== AIM OF THE TASK ==
Retype each entry below, keeping every character the same.

===== SOURCE MATERIAL =====

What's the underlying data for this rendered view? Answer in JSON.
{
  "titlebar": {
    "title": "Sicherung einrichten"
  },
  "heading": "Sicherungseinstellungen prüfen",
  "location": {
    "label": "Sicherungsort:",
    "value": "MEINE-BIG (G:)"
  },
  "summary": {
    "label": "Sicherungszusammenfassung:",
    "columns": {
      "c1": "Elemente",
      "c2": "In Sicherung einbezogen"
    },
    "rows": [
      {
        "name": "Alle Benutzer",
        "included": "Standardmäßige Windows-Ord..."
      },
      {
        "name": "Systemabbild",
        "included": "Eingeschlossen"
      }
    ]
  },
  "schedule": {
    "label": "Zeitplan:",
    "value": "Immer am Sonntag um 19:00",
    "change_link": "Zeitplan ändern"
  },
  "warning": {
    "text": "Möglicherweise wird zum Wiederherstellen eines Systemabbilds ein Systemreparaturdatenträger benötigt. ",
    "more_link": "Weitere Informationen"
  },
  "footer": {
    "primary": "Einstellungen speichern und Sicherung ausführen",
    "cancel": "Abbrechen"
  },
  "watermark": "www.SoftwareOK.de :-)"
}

=====

== EXERCISE OUTPUT ==
What's the underlying data for this rendered view? Answer in JSON.
{
  "titlebar": {
    "title": "Sicherung einrichten"
  },
  "heading": "Sicherungseinstellungen prüfen",
  "location": {
    "label": "Sicherungsort:",
    "value": "MEINE-BIG (G:)"
  },
  "summary": {
    "label": "Sicherungszusammenfassung:",
    "columns": {
      "c1": "Elemente",
      "c2": "In Sicherung einbezogen"
    },
    "rows": [
      {
        "name": "Alle Benutzer",
        "included": "Standardmäßige Windows-Ord..."
      },
      {
        "name": "Systemabbild",
        "included": "Eingeschlossen"
      }
    ]
  },
  "schedule": {
    "label": "Zeitplan:",
    "value": "Immer am Sonntag um 19:00",
    "change_link": "Zeitplan ändern"
  },
  "warning": {
    "text": "Möglicherweise wird zum Wiederherstellen eines Systemabbilds ein Systemreparaturdatenträger benötigt. ",
    "more_link": "Weitere Informationen"
  },
  "footer": {
    "primary": "Einstellungen speichern und Sicherung ausführen",
    "cancel": "Abbrechen"
  },
  "watermark": "www.SoftwareOK.de :-)"
}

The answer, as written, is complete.